WHAT YOU ARE ASKED TO DO: Transcribe all of the material exactly.

*** SUPPLIED ENTRIES

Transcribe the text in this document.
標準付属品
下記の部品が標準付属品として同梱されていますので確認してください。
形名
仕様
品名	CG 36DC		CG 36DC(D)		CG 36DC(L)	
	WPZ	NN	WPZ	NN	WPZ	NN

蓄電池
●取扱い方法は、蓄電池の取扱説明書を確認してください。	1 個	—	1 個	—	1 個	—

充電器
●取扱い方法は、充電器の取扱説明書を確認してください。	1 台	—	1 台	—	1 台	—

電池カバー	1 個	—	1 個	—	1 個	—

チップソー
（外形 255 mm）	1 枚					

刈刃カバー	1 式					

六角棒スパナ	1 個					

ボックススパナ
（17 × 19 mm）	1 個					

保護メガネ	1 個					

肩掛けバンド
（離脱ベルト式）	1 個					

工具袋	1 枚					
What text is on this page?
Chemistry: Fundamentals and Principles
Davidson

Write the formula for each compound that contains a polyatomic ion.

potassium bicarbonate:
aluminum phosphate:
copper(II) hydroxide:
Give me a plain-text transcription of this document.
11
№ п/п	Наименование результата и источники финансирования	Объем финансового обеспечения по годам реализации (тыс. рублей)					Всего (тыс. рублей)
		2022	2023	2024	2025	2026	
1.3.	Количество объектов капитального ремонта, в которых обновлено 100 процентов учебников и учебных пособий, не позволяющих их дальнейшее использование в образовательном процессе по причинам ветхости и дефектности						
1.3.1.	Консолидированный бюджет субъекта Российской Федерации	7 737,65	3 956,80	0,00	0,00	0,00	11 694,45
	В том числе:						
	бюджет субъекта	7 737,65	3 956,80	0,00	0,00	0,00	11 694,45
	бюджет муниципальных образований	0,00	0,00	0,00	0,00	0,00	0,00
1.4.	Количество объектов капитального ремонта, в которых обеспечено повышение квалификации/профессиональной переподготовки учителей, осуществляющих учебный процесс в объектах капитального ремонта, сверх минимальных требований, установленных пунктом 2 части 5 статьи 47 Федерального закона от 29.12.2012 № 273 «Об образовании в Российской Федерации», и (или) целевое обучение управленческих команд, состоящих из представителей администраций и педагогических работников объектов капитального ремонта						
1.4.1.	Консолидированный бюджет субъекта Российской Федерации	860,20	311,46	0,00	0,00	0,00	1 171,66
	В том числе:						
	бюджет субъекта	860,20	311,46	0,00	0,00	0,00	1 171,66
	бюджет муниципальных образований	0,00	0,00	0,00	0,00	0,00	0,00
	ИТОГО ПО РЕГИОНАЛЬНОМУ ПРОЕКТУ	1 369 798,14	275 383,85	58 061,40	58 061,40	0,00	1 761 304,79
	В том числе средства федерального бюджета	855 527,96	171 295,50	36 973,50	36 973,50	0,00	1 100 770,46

******

COMPLETE RESPONSE:
Transcribe the text in this document.
標準付属品
下記の部品が標準付属品として同梱されていますので確認してください。
形名
仕様
品名	CG 36DC		CG 36DC(D)		CG 36DC(L)	
	WPZ	NN	WPZ	NN	WPZ	NN

蓄電池
●取扱い方法は、蓄電池の取扱説明書を確認してください。	1 個	—	1 個	—	1 個	—

充電器
●取扱い方法は、充電器の取扱説明書を確認してください。	1 台	—	1 台	—	1 台	—

電池カバー	1 個	—	1 個	—	1 個	—

チップソー
（外形 255 mm）	1 枚					

刈刃カバー	1 式					

六角棒スパナ	1 個					

ボックススパナ
（17 × 19 mm）	1 個					

保護メガネ	1 個					

肩掛けバンド
（離脱ベルト式）	1 個					

工具袋	1 枚					
What text is on this page?
Chemistry: Fundamentals and Principles
Davidson

Write the formula for each compound that contains a polyatomic ion.

potassium bicarbonate:
aluminum phosphate:
copper(II) hydroxide:
Give me a plain-text transcription of this document.
11
№ п/п	Наименование результата и источники финансирования	Объем финансового обеспечения по годам реализации (тыс. рублей)					Всего (тыс. рублей)
		2022	2023	2024	2025	2026	
1.3.	Количество объектов капитального ремонта, в которых обновлено 100 процентов учебников и учебных пособий, не позволяющих их дальнейшее использование в образовательном процессе по причинам ветхости и дефектности						
1.3.1.	Консолидированный бюджет субъекта Российской Федерации	7 737,65	3 956,80	0,00	0,00	0,00	11 694,45
	В том числе:						
	бюджет субъекта	7 737,65	3 956,80	0,00	0,00	0,00	11 694,45
	бюджет муниципальных образований	0,00	0,00	0,00	0,00	0,00	0,00
1.4.	Количество объектов капитального ремонта, в которых обеспечено повышение квалификации/профессиональной переподготовки учителей, осуществляющих учебный процесс в объектах капитального ремонта, сверх минимальных требований, установленных пунктом 2 части 5 статьи 47 Федерального закона от 29.12.2012 № 273 «Об образовании в Российской Федерации», и (или) целевое обучение управленческих команд, состоящих из представителей администраций и педагогических работников объектов капитального ремонта						
1.4.1.	Консолидированный бюджет субъекта Российской Федерации	860,20	311,46	0,00	0,00	0,00	1 171,66
	В том числе:						
	бюджет субъекта	860,20	311,46	0,00	0,00	0,00	1 171,66
	бюджет муниципальных образований	0,00	0,00	0,00	0,00	0,00	0,00
	ИТОГО ПО РЕГИОНАЛЬНОМУ ПРОЕКТУ	1 369 798,14	275 383,85	58 061,40	58 061,40	0,00	1 761 304,79
	В том числе средства федерального бюджета	855 527,96	171 295,50	36 973,50	36 973,50	0,00	1 100 770,46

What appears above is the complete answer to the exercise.